Copy the rows verbatim, beginning with the line that contains "Patent image size: (1046, 710)." and continuing through the line that contains "The holder 44 is at (450, 226).", with both of those lines included.
--- start ---
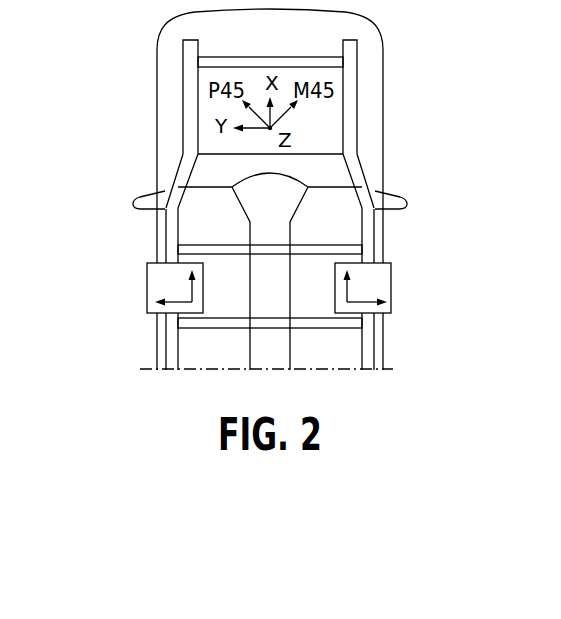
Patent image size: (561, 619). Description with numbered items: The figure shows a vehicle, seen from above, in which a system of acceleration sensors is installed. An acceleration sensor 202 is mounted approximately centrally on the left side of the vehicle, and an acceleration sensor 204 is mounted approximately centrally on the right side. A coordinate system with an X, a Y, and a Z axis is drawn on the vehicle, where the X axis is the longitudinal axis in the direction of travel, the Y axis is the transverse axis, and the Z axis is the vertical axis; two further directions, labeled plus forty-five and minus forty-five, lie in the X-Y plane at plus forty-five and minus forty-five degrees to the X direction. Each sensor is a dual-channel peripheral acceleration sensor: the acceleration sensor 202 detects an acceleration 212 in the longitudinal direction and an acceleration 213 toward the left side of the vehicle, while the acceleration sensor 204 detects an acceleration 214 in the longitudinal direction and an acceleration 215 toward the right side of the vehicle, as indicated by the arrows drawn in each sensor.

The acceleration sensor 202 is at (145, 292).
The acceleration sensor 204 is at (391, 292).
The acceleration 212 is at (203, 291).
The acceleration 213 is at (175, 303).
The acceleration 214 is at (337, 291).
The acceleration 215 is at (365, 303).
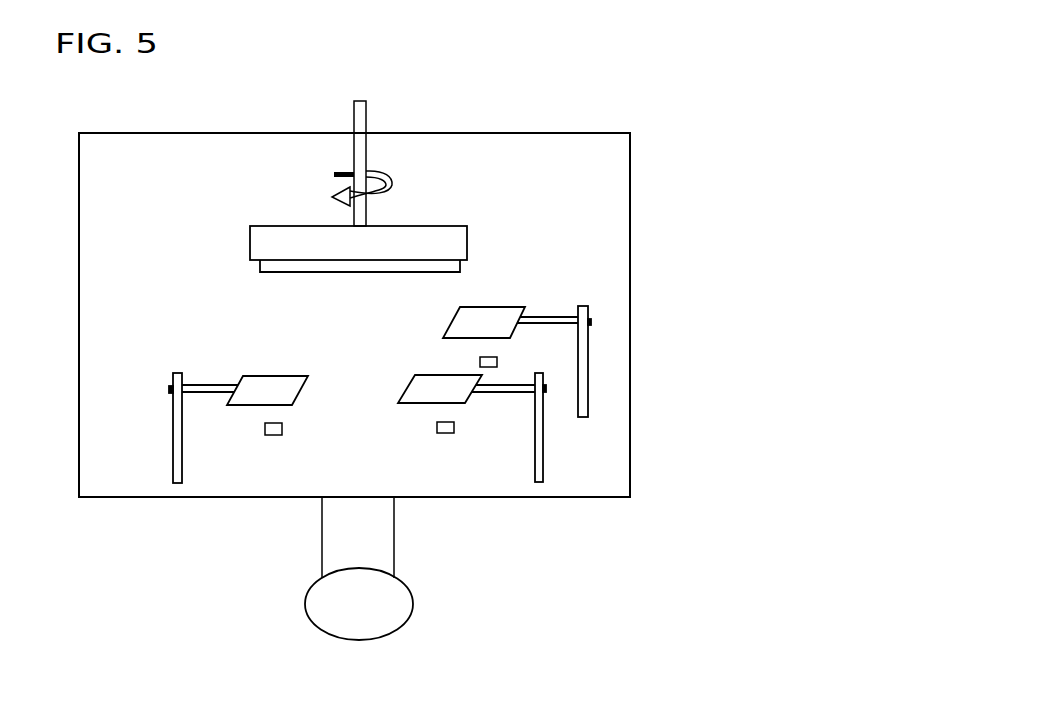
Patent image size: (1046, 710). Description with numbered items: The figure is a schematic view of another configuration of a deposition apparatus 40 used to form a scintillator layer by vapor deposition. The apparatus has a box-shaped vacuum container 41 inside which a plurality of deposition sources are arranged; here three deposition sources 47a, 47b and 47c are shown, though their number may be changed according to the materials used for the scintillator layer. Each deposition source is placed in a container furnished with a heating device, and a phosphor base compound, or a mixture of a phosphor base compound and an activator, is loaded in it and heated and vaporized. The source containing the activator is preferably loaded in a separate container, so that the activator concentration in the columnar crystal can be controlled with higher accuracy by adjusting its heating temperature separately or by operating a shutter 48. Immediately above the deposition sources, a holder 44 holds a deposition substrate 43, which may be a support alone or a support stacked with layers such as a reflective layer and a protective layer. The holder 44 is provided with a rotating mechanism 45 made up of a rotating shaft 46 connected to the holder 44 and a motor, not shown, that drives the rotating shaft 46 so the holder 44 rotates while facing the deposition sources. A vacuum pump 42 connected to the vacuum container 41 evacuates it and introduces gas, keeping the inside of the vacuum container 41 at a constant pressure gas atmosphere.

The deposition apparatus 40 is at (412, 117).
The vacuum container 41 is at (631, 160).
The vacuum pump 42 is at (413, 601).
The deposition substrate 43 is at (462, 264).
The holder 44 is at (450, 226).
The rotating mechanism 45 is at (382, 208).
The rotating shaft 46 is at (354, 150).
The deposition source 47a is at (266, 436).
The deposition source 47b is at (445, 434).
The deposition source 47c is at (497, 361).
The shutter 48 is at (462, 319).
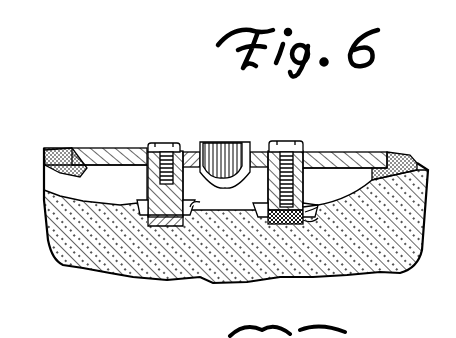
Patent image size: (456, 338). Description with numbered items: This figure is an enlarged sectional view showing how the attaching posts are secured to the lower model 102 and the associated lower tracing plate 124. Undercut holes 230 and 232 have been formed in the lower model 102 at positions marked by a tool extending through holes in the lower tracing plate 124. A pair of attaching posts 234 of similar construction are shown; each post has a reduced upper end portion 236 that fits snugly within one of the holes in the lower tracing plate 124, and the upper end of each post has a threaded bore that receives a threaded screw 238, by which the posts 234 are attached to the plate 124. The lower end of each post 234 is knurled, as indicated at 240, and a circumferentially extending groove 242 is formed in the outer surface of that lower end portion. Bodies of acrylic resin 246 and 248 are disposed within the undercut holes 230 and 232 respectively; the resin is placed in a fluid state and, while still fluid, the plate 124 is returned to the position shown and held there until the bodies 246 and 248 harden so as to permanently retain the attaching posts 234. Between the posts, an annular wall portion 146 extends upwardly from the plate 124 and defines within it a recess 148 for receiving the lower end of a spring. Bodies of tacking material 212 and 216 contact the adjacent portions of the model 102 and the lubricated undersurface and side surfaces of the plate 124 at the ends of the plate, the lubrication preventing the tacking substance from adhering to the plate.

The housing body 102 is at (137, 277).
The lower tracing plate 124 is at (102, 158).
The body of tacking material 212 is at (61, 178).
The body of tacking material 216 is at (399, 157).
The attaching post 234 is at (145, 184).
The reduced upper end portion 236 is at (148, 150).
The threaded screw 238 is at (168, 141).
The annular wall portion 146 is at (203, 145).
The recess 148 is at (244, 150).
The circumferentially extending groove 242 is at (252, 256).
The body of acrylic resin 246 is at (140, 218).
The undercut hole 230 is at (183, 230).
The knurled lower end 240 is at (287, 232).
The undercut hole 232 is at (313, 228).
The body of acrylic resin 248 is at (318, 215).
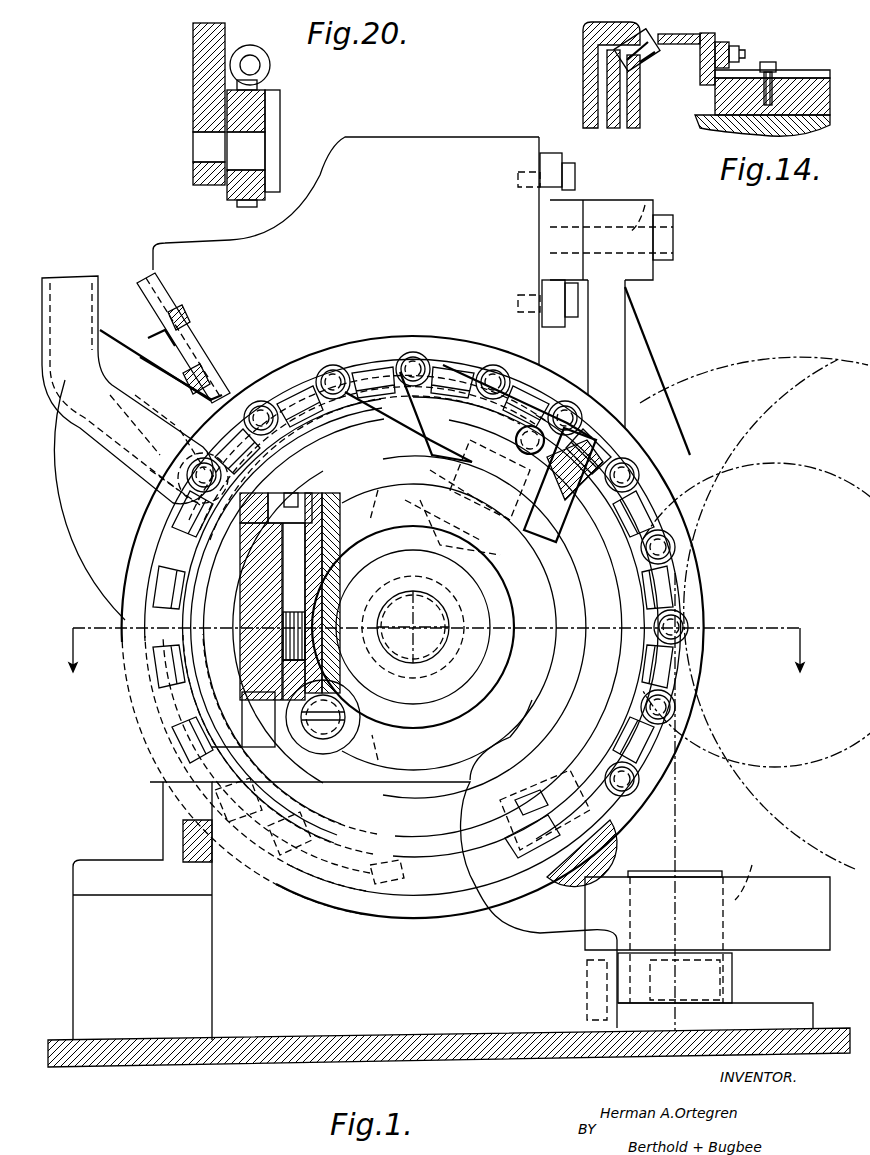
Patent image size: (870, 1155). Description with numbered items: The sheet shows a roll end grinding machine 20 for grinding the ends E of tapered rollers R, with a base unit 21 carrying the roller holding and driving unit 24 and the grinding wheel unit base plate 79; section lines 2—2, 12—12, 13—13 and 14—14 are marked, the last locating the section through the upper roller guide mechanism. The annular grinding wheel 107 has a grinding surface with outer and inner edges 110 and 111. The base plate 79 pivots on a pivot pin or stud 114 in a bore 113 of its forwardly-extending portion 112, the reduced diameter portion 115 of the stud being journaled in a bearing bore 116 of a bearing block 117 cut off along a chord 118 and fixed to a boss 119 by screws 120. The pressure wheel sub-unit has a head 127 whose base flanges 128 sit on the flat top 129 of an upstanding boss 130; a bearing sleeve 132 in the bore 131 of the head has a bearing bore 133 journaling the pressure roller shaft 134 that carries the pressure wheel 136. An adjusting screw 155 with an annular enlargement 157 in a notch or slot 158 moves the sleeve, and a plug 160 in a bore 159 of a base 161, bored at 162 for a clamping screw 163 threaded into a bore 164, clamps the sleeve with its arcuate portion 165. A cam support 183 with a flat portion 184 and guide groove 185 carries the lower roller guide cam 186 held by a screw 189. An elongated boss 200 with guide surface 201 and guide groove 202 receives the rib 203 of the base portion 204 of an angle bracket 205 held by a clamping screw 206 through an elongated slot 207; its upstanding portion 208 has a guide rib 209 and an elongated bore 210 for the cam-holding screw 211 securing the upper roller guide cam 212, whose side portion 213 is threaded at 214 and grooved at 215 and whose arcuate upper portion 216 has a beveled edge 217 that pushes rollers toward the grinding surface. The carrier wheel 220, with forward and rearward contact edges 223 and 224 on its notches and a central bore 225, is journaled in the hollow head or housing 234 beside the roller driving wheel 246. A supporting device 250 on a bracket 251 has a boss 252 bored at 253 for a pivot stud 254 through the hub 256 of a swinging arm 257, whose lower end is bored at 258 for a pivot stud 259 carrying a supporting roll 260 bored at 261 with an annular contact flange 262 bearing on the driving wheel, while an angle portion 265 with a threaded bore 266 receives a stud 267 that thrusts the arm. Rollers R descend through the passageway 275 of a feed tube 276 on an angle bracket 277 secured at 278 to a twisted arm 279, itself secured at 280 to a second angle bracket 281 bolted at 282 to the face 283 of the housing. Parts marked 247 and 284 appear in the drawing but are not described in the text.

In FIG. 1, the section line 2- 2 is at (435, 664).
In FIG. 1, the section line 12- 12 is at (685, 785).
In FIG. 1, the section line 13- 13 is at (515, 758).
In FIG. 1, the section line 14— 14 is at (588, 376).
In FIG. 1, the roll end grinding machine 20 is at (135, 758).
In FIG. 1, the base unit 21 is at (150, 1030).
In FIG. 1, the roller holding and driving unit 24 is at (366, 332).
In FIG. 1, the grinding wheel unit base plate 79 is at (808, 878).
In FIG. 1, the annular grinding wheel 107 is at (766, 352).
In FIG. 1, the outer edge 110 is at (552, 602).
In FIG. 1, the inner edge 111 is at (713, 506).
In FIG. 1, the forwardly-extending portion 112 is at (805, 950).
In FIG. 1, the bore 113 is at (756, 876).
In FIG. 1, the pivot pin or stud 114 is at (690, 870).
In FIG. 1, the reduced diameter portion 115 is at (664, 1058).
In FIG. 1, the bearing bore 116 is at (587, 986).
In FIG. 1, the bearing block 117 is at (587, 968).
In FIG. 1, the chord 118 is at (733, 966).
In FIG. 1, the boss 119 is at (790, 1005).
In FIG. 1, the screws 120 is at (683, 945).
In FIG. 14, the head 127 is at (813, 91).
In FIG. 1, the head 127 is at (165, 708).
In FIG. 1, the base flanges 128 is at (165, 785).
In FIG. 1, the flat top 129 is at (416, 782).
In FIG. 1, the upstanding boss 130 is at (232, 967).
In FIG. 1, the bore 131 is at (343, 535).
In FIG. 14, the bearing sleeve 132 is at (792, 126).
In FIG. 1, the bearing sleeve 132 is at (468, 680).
--- end ---
TASK OUTPUT –
Patent image size: (1046, 710). Description with numbered items: The figure is a schematic view of another configuration of a deposition apparatus 40 used to form a scintillator layer by vapor deposition. The apparatus has a box-shaped vacuum container 41 inside which a plurality of deposition sources are arranged; here three deposition sources 47a, 47b and 47c are shown, though their number may be changed according to the materials used for the scintillator layer. Each deposition source is placed in a container furnished with a heating device, and a phosphor base compound, or a mixture of a phosphor base compound and an activator, is loaded in it and heated and vaporized. The source containing the activator is preferably loaded in a separate container, so that the activator concentration in the columnar crystal can be controlled with higher accuracy by adjusting its heating temperature separately or by operating a shutter 48. Immediately above the deposition sources, a holder 44 holds a deposition substrate 43, which may be a support alone or a support stacked with layers such as a reflective layer and a protective layer. The holder 44 is provided with a rotating mechanism 45 made up of a rotating shaft 46 connected to the holder 44 and a motor, not shown, that drives the rotating shaft 46 so the holder 44 rotates while facing the deposition sources. A vacuum pump 42 connected to the vacuum container 41 evacuates it and introduces gas, keeping the inside of the vacuum container 41 at a constant pressure gas atmosphere.

The deposition apparatus 40 is at (412, 117).
The vacuum container 41 is at (631, 160).
The vacuum pump 42 is at (413, 601).
The deposition substrate 43 is at (462, 264).
The holder 44 is at (450, 226).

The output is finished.